**Source data**
* Begin *

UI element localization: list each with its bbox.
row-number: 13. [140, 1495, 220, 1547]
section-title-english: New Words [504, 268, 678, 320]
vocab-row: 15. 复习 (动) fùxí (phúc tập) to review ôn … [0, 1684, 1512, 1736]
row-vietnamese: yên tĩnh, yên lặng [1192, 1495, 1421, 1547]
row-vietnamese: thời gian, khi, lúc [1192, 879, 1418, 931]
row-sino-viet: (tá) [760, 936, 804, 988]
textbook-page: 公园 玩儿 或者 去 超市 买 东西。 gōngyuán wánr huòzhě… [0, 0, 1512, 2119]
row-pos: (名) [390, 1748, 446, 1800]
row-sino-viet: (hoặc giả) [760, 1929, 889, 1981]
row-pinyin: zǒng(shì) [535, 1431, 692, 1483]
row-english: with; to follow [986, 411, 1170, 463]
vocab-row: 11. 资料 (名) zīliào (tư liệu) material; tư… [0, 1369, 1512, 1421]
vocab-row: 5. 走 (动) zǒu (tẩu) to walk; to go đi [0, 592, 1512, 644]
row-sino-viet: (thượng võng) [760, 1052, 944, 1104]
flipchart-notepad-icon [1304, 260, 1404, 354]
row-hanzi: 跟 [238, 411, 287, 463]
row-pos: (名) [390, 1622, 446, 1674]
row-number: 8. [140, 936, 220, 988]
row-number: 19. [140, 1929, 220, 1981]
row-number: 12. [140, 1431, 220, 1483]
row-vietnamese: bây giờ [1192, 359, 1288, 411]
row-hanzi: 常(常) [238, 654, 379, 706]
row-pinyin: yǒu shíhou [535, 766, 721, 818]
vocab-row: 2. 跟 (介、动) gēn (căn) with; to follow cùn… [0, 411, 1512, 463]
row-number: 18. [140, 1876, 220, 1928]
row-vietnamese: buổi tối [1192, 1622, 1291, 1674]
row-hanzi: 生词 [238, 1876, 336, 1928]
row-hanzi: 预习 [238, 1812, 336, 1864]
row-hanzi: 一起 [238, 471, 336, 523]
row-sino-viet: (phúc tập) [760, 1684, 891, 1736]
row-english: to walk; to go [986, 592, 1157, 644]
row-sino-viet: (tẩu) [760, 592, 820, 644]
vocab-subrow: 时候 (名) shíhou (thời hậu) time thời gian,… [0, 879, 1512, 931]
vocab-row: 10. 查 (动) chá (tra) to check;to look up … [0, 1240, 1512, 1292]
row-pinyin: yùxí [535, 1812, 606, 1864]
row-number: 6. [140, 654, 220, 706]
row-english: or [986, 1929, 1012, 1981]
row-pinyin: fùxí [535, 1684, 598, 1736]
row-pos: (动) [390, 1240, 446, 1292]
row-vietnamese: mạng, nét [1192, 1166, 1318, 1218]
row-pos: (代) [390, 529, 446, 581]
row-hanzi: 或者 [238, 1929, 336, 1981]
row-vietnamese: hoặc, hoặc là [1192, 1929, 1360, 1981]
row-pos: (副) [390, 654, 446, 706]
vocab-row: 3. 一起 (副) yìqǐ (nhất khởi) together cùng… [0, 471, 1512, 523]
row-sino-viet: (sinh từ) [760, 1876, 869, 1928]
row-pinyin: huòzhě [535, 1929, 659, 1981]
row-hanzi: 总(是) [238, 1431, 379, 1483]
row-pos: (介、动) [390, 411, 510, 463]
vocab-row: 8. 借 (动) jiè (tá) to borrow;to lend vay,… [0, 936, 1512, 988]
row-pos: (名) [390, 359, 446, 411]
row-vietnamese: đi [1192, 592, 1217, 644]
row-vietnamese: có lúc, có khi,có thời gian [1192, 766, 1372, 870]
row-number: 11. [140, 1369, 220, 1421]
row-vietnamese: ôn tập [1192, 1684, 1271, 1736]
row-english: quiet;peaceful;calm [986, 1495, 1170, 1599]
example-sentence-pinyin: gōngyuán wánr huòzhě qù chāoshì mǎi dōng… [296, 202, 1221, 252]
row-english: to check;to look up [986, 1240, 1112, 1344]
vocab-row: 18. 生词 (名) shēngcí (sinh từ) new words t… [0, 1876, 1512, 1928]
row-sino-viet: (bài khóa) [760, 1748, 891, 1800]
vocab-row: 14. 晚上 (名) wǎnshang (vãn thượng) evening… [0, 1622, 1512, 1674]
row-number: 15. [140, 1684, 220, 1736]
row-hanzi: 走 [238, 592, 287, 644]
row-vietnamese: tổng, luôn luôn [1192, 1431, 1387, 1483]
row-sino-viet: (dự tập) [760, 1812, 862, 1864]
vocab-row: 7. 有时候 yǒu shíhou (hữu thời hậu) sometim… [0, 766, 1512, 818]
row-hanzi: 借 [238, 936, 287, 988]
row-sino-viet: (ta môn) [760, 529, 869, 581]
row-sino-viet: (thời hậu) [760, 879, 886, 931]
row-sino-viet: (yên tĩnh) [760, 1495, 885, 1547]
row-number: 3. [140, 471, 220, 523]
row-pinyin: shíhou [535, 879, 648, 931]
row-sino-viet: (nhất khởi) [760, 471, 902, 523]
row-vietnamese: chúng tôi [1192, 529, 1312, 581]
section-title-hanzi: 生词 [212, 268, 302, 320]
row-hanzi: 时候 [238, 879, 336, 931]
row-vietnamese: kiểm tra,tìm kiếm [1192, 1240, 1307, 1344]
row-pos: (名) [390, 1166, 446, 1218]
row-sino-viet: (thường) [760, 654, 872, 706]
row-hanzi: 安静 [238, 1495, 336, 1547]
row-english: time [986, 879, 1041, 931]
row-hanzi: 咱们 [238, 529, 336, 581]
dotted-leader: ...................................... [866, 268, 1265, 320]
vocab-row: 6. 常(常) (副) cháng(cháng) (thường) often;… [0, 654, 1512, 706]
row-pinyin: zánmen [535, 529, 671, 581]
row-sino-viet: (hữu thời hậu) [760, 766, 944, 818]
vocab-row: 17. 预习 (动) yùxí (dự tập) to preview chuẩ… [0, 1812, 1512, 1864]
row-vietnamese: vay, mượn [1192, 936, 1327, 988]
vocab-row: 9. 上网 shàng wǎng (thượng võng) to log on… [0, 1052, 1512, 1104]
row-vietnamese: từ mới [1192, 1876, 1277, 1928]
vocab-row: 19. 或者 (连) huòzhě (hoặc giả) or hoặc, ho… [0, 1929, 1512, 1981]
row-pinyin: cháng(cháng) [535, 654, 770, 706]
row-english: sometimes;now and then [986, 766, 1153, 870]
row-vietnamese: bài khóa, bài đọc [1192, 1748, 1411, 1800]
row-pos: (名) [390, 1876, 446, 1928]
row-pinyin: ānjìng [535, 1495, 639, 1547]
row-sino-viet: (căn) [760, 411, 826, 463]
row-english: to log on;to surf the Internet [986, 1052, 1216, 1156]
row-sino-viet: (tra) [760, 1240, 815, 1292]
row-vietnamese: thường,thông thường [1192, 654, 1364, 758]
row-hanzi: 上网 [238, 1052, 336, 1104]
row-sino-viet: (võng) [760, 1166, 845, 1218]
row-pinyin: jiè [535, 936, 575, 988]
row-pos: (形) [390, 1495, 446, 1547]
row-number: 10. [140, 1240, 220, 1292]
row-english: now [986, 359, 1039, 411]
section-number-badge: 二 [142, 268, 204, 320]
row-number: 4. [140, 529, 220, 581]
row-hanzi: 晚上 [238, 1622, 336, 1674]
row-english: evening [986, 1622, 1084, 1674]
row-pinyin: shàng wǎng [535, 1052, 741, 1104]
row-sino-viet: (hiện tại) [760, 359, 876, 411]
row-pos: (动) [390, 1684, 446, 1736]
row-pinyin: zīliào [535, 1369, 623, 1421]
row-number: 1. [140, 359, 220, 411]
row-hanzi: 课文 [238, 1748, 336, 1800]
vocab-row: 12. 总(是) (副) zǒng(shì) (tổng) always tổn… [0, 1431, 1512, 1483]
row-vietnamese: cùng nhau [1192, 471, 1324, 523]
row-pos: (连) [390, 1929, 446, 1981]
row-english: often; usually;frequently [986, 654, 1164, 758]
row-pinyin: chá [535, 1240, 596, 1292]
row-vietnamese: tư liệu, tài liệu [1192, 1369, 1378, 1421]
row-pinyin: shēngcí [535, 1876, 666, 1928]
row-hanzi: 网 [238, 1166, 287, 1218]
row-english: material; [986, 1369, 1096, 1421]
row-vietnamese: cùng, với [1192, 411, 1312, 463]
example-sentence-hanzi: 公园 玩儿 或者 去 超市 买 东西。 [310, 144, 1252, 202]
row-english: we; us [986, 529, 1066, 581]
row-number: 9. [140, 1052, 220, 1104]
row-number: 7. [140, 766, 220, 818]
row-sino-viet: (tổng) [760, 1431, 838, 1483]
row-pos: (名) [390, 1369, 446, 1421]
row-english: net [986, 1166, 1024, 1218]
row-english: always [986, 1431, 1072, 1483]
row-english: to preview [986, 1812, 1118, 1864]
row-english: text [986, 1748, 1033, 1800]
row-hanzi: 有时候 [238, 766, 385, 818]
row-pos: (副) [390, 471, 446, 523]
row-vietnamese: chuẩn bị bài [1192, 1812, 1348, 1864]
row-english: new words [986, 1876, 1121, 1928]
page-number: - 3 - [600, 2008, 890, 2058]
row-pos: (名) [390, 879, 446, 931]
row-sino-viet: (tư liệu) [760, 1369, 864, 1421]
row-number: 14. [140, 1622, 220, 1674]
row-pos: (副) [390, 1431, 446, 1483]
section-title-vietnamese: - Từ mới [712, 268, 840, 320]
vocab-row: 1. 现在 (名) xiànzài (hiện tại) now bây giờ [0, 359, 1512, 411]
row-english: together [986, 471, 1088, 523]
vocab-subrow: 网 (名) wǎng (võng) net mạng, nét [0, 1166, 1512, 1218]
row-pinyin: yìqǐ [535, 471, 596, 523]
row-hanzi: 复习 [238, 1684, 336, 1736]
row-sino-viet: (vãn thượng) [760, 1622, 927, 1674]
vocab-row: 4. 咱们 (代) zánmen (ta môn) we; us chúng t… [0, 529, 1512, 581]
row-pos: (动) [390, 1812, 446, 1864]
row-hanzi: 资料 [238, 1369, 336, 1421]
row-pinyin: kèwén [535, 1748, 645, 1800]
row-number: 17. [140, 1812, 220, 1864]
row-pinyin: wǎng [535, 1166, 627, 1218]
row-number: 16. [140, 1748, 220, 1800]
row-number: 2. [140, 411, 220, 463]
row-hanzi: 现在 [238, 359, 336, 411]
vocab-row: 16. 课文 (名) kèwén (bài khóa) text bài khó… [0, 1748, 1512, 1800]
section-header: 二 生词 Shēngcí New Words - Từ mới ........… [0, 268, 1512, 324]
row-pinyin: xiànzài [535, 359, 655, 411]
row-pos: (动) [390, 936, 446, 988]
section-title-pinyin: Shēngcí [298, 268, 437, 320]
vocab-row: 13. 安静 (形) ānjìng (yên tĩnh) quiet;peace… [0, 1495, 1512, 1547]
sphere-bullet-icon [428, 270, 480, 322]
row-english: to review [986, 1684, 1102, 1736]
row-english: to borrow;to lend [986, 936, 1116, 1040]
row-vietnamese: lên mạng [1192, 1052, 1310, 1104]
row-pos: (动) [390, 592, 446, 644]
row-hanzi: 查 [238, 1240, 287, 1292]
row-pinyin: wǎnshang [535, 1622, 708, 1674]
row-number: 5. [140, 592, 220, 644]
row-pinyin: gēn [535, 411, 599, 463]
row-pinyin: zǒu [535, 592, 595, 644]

* End *

**Given exercise**
Please copy the records word for word, starting at their first line and stopping after the line that contains "textbook-page: 公园 玩儿".

**Output for this task**
UI element localization: list each with its bbox.
row-number: 13. [140, 1495, 220, 1547]
section-title-english: New Words [504, 268, 678, 320]
vocab-row: 15. 复习 (动) fùxí (phúc tập) to review ôn … [0, 1684, 1512, 1736]
row-vietnamese: yên tĩnh, yên lặng [1192, 1495, 1421, 1547]
row-vietnamese: thời gian, khi, lúc [1192, 879, 1418, 931]
row-sino-viet: (tá) [760, 936, 804, 988]
textbook-page: 公园 玩儿 或者 去 超市 买 东西。 gōngyuán wánr huòzhě… [0, 0, 1512, 2119]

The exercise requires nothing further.